SET PROBLEM: Lines holding the string "Aborted" are the ones to copy; find them all in the data.
=== PROVIDED ENTRIES ===
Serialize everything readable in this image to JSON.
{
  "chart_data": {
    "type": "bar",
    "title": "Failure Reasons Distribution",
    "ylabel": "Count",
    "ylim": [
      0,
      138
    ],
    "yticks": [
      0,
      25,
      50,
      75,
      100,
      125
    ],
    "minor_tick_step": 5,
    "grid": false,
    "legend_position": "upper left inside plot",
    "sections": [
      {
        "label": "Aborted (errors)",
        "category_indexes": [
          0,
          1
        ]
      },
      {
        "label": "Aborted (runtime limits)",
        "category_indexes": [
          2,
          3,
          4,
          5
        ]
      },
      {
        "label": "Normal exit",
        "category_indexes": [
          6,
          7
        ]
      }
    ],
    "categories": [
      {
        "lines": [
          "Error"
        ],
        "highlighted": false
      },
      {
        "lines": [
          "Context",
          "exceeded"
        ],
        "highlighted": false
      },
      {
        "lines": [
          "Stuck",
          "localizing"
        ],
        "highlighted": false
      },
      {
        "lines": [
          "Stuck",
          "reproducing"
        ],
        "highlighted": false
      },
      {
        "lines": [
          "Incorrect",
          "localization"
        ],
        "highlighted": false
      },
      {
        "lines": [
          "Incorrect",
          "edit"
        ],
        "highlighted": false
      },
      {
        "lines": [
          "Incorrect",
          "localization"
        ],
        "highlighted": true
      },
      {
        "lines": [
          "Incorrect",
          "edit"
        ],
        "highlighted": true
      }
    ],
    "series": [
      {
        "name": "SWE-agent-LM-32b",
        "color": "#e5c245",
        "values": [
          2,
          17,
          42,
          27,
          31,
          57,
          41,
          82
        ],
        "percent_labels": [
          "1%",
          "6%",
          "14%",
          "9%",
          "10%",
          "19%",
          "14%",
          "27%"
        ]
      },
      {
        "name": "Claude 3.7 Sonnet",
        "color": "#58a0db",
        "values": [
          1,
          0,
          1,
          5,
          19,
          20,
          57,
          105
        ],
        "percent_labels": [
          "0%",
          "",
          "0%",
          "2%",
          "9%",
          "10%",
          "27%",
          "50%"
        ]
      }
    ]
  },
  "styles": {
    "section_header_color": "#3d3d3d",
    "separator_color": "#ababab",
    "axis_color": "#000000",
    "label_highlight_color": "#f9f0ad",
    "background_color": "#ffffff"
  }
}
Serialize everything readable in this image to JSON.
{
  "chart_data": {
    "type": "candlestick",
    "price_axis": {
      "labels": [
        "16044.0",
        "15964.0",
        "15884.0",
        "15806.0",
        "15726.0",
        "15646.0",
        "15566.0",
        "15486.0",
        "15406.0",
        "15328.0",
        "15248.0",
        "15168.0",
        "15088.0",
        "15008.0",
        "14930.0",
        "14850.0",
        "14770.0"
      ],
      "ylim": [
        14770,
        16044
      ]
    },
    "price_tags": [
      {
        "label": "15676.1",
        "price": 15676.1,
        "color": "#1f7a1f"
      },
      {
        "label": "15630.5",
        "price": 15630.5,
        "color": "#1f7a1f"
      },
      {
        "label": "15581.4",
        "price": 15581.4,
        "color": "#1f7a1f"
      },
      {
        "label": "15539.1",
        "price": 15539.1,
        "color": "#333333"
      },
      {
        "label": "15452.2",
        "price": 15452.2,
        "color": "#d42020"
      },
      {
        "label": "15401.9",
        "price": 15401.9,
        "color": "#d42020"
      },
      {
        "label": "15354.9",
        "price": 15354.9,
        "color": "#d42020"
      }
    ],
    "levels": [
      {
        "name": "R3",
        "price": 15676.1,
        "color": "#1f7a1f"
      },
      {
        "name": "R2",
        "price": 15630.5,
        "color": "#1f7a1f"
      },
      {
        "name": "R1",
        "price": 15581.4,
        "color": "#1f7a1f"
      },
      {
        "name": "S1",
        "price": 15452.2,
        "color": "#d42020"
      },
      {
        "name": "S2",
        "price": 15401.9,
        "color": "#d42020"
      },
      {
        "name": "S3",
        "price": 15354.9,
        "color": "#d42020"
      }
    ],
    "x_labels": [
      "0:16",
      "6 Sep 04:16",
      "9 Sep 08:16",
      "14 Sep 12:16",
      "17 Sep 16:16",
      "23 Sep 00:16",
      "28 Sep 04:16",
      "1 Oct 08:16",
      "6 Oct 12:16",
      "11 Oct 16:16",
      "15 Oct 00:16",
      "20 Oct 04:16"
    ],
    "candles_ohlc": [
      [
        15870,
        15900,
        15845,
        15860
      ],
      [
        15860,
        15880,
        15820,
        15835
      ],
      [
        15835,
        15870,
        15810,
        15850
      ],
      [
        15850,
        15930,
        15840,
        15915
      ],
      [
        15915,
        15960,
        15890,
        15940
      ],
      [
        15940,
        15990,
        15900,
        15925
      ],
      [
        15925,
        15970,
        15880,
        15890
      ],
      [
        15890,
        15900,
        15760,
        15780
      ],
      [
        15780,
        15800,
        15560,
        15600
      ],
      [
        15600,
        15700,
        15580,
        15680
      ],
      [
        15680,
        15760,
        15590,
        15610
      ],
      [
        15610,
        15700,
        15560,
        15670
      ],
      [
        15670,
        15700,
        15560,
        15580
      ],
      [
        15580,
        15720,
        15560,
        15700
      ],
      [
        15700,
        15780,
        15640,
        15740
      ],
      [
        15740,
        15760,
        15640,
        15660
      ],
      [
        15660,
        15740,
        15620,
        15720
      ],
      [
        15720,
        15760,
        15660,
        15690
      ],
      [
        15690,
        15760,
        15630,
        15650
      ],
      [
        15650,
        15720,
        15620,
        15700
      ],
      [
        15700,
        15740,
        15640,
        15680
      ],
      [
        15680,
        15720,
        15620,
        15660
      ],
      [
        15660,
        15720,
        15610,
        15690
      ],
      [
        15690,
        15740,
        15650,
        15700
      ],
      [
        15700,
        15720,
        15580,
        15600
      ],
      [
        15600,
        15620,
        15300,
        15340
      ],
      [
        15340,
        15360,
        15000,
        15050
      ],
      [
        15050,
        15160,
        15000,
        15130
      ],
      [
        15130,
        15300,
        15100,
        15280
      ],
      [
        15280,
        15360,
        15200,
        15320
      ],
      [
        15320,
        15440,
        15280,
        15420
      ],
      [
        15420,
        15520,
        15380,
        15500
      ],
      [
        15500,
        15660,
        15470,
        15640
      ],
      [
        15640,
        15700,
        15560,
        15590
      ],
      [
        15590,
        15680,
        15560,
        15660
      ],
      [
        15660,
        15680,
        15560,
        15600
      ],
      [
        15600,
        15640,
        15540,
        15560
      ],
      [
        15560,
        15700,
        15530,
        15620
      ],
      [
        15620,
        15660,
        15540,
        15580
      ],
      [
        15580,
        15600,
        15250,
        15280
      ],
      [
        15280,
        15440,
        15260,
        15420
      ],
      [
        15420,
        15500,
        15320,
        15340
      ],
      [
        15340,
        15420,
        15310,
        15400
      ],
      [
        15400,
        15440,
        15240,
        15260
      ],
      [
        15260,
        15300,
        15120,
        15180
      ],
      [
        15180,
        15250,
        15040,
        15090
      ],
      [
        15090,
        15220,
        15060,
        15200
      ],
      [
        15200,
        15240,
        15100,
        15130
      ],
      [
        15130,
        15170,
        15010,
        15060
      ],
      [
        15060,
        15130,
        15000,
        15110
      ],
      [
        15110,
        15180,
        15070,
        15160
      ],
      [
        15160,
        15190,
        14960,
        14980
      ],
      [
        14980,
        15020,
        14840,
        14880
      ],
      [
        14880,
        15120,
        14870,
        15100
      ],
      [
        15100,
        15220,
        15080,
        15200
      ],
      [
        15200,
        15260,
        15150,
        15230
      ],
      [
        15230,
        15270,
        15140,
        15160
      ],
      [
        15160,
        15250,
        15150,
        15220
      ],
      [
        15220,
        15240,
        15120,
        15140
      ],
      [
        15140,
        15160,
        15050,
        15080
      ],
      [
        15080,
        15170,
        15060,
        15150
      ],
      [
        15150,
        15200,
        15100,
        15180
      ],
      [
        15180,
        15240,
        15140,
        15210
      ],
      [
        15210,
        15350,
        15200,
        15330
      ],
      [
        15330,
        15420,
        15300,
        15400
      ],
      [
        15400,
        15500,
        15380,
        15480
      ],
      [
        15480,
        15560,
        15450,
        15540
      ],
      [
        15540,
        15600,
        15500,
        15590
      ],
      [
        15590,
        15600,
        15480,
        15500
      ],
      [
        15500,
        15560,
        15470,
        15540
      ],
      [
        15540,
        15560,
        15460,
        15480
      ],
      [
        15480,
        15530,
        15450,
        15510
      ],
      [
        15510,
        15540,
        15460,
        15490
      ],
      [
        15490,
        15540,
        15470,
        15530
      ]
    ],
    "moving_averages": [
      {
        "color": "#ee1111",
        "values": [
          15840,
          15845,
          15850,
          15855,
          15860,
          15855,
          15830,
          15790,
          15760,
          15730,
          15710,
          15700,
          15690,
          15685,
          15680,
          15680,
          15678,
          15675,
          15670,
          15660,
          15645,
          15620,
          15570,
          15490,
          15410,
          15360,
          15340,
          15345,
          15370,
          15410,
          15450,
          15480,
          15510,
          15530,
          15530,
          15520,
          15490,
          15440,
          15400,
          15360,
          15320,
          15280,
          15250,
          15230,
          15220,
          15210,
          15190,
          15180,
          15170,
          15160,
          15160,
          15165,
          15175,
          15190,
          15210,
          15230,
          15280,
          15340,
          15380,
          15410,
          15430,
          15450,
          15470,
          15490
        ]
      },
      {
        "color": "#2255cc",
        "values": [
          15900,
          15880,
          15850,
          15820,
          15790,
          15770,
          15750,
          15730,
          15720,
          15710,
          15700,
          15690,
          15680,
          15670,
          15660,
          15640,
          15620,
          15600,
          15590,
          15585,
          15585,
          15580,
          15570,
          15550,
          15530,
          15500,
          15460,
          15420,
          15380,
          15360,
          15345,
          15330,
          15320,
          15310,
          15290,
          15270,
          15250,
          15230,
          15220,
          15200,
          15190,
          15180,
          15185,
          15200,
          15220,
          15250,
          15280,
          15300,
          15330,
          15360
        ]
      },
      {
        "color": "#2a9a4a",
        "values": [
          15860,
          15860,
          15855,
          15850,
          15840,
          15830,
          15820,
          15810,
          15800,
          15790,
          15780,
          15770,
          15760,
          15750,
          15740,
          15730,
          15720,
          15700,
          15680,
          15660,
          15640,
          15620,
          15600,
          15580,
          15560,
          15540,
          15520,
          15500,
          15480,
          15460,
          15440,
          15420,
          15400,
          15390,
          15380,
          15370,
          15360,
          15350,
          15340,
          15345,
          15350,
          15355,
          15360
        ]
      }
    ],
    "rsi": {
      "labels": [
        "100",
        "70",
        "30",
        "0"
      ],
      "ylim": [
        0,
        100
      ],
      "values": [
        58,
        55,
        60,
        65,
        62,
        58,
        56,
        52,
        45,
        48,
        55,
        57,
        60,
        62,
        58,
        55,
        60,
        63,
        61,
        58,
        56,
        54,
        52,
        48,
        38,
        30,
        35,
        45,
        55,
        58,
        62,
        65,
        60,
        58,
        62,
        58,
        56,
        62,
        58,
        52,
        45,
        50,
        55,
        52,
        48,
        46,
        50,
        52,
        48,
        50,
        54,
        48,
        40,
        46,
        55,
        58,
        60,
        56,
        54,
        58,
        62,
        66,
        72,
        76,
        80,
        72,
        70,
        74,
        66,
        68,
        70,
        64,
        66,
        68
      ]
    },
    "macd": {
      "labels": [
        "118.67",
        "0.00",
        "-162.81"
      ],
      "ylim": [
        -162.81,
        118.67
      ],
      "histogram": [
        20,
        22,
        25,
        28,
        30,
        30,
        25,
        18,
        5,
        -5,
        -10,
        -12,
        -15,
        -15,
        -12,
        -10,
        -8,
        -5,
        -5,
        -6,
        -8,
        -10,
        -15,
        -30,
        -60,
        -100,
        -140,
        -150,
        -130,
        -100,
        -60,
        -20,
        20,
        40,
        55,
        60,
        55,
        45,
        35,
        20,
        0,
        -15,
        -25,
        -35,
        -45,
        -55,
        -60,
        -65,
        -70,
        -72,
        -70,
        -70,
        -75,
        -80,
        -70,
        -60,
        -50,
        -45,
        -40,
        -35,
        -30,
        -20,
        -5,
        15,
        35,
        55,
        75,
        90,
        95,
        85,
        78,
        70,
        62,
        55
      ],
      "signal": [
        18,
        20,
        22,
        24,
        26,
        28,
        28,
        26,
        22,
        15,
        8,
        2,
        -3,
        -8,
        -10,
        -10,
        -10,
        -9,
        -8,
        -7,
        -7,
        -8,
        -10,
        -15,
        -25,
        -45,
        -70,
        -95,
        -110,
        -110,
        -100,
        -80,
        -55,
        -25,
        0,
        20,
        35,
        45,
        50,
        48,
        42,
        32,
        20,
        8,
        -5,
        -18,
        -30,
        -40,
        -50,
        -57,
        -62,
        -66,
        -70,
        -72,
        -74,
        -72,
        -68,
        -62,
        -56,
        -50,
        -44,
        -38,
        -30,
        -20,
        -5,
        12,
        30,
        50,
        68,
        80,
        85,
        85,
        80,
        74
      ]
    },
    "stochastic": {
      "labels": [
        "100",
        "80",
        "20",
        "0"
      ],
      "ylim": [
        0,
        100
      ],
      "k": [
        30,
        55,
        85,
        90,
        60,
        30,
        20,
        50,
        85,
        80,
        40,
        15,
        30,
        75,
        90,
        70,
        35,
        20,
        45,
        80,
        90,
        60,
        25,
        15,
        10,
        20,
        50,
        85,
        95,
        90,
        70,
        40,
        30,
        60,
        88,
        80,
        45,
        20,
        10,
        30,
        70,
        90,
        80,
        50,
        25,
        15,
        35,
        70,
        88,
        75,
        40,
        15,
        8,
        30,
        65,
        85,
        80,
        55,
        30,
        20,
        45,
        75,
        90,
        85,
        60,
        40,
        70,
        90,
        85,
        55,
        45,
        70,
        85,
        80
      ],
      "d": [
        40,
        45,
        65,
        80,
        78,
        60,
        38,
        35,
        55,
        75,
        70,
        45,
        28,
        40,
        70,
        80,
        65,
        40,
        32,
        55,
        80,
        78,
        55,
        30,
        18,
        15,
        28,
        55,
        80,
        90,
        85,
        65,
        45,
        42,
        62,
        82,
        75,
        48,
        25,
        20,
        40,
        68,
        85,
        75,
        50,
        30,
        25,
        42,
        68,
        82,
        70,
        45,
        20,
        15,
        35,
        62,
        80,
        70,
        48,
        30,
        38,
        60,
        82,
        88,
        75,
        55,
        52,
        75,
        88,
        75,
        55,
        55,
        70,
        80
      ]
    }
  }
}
===
EXPECTED OUTPUT:
        "label": "Aborted (errors)",
        "label": "Aborted (runtime limits)",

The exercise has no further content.